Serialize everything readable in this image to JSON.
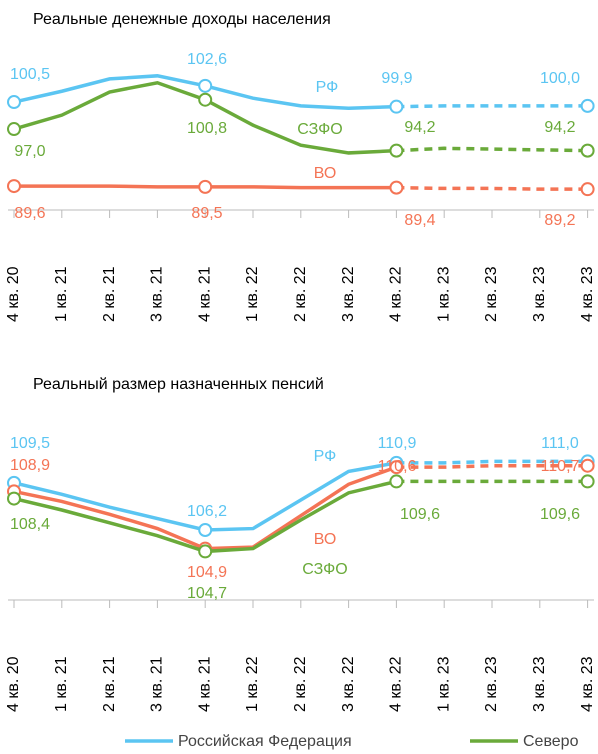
{
  "chart_data": [
    {
      "type": "line",
      "title": "Реальные денежные доходы населения",
      "categories": [
        "4 кв. 20",
        "1 кв. 21",
        "2 кв. 21",
        "3 кв. 21",
        "4 кв. 21",
        "1 кв. 22",
        "2 кв. 22",
        "3 кв. 22",
        "4 кв. 22",
        "1 кв. 23",
        "2 кв. 23",
        "3 кв. 23",
        "4 кв. 23"
      ],
      "forecast_from": "4 кв. 22",
      "ylim": [
        86.5,
        106.6
      ],
      "series": [
        {
          "name": "Российская Федерация",
          "short_name": "РФ",
          "color": "#5bc5f2",
          "values": [
            100.5,
            101.9,
            103.5,
            103.9,
            102.6,
            101.0,
            100.0,
            99.7,
            99.9,
            100.0,
            100.0,
            100.0,
            100.0
          ],
          "value_labels": [
            "100,5",
            null,
            null,
            null,
            "102,6",
            null,
            null,
            null,
            "99,9",
            null,
            null,
            null,
            "100,0"
          ]
        },
        {
          "name": "Северо",
          "short_name": "СЗФО",
          "color": "#6aaa3a",
          "values": [
            97.0,
            98.8,
            101.8,
            103.0,
            100.8,
            97.5,
            94.9,
            93.9,
            94.2,
            94.5,
            94.4,
            94.3,
            94.2
          ],
          "value_labels": [
            "97,0",
            null,
            null,
            null,
            "100,8",
            null,
            null,
            null,
            "94,2",
            null,
            null,
            null,
            "94,2"
          ]
        },
        {
          "name": "ВО",
          "short_name": "ВО",
          "color": "#f47455",
          "values": [
            89.6,
            89.6,
            89.6,
            89.5,
            89.5,
            89.5,
            89.4,
            89.4,
            89.4,
            89.3,
            89.3,
            89.2,
            89.2
          ],
          "value_labels": [
            "89,6",
            null,
            null,
            null,
            "89,5",
            null,
            null,
            null,
            "89,4",
            null,
            null,
            null,
            "89,2"
          ]
        }
      ]
    },
    {
      "type": "line",
      "title": "Реальный размер назначенных пенсий",
      "categories": [
        "4 кв. 20",
        "1 кв. 21",
        "2 кв. 21",
        "3 кв. 21",
        "4 кв. 21",
        "1 кв. 22",
        "2 кв. 22",
        "3 кв. 22",
        "4 кв. 22",
        "1 кв. 23",
        "2 кв. 23",
        "3 кв. 23",
        "4 кв. 23"
      ],
      "forecast_from": "4 кв. 22",
      "ylim": [
        101.3,
        112.5
      ],
      "series": [
        {
          "name": "Российская Федерация",
          "short_name": "РФ",
          "color": "#5bc5f2",
          "values": [
            109.5,
            108.7,
            107.8,
            107.0,
            106.2,
            106.3,
            108.3,
            110.3,
            110.9,
            110.9,
            111.0,
            111.0,
            111.0
          ],
          "value_labels": [
            "109,5",
            null,
            null,
            null,
            "106,2",
            null,
            null,
            null,
            "110,9",
            null,
            null,
            null,
            "111,0"
          ]
        },
        {
          "name": "ВО",
          "short_name": "ВО",
          "color": "#f47455",
          "values": [
            108.9,
            108.2,
            107.3,
            106.3,
            104.9,
            105.0,
            107.2,
            109.4,
            110.6,
            110.6,
            110.7,
            110.7,
            110.7
          ],
          "value_labels": [
            "108,9",
            null,
            null,
            null,
            "104,9",
            null,
            null,
            null,
            "110,6",
            null,
            null,
            null,
            "110,7"
          ]
        },
        {
          "name": "Северо",
          "short_name": "СЗФО",
          "color": "#6aaa3a",
          "values": [
            108.4,
            107.6,
            106.7,
            105.8,
            104.7,
            104.9,
            106.9,
            108.8,
            109.6,
            109.6,
            109.6,
            109.6,
            109.6
          ],
          "value_labels": [
            "108,4",
            null,
            null,
            null,
            "104,7",
            null,
            null,
            null,
            "109,6",
            null,
            null,
            null,
            "109,6"
          ]
        }
      ]
    }
  ]
}
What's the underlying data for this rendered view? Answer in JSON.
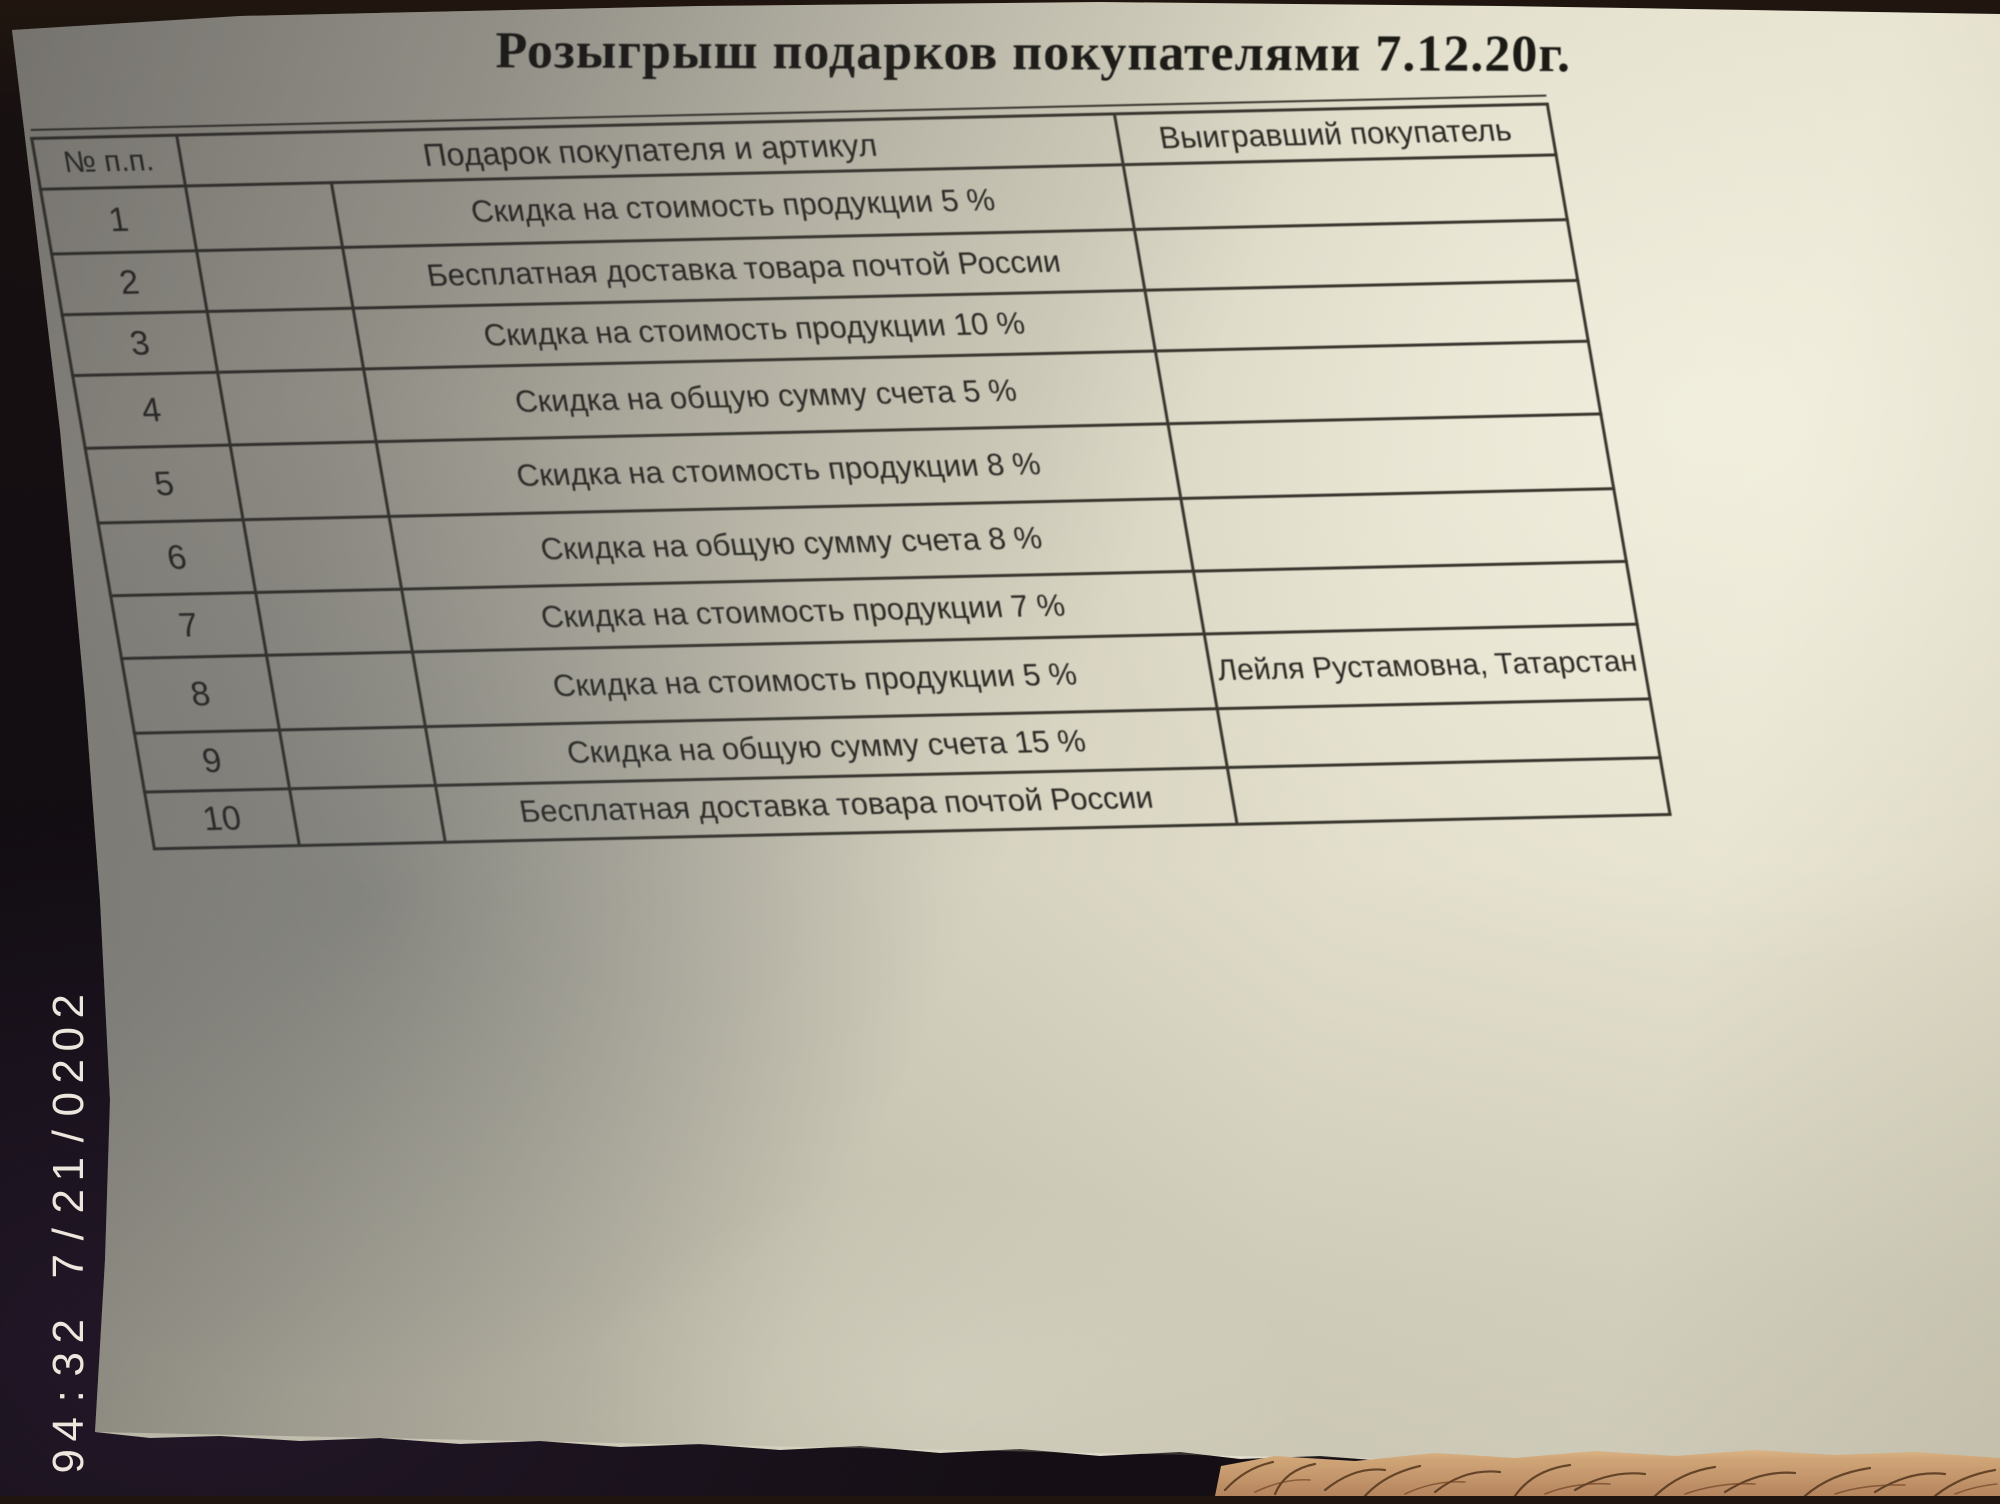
{
  "photo": {
    "camera_timestamp": "2020/12/7 23:49",
    "colors": {
      "desk_background": "#150f14",
      "paper": "#d9d5c2",
      "table_lines": "#38362d",
      "ink": "#2d2b25",
      "timestamp_text": "#f3ede3",
      "skin": "#c79a6e"
    }
  },
  "document": {
    "title": "Розыгрыш подарков покупателями 7.12.20г.",
    "table": {
      "headers": {
        "num": "№ п.п.",
        "gift": "Подарок покупателя и артикул",
        "winner": "Выигравший покупатель"
      },
      "rows": [
        {
          "num": "1",
          "gift": "Скидка на стоимость продукции 5 %",
          "winner": ""
        },
        {
          "num": "2",
          "gift": "Бесплатная доставка товара почтой России",
          "winner": ""
        },
        {
          "num": "3",
          "gift": "Скидка на стоимость продукции 10 %",
          "winner": ""
        },
        {
          "num": "4",
          "gift": "Скидка на общую сумму счета 5 %",
          "winner": ""
        },
        {
          "num": "5",
          "gift": "Скидка на стоимость продукции 8 %",
          "winner": ""
        },
        {
          "num": "6",
          "gift": "Скидка на общую сумму счета 8 %",
          "winner": ""
        },
        {
          "num": "7",
          "gift": "Скидка на стоимость продукции 7 %",
          "winner": ""
        },
        {
          "num": "8",
          "gift": "Скидка на стоимость продукции 5 %",
          "winner": "Лейля Рустамовна, Татарстан"
        },
        {
          "num": "9",
          "gift": "Скидка на общую сумму счета 15 %",
          "winner": ""
        },
        {
          "num": "10",
          "gift": "Бесплатная доставка товара почтой России",
          "winner": ""
        }
      ]
    }
  }
}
************
**Stated task**
In the entries above, identify every line with the word "общую". Copy those lines.

**Solution to this problem**
          "gift": "Скидка на общую сумму счета 5 %",
          "gift": "Скидка на общую сумму счета 8 %",
          "gift": "Скидка на общую сумму счета 15 %",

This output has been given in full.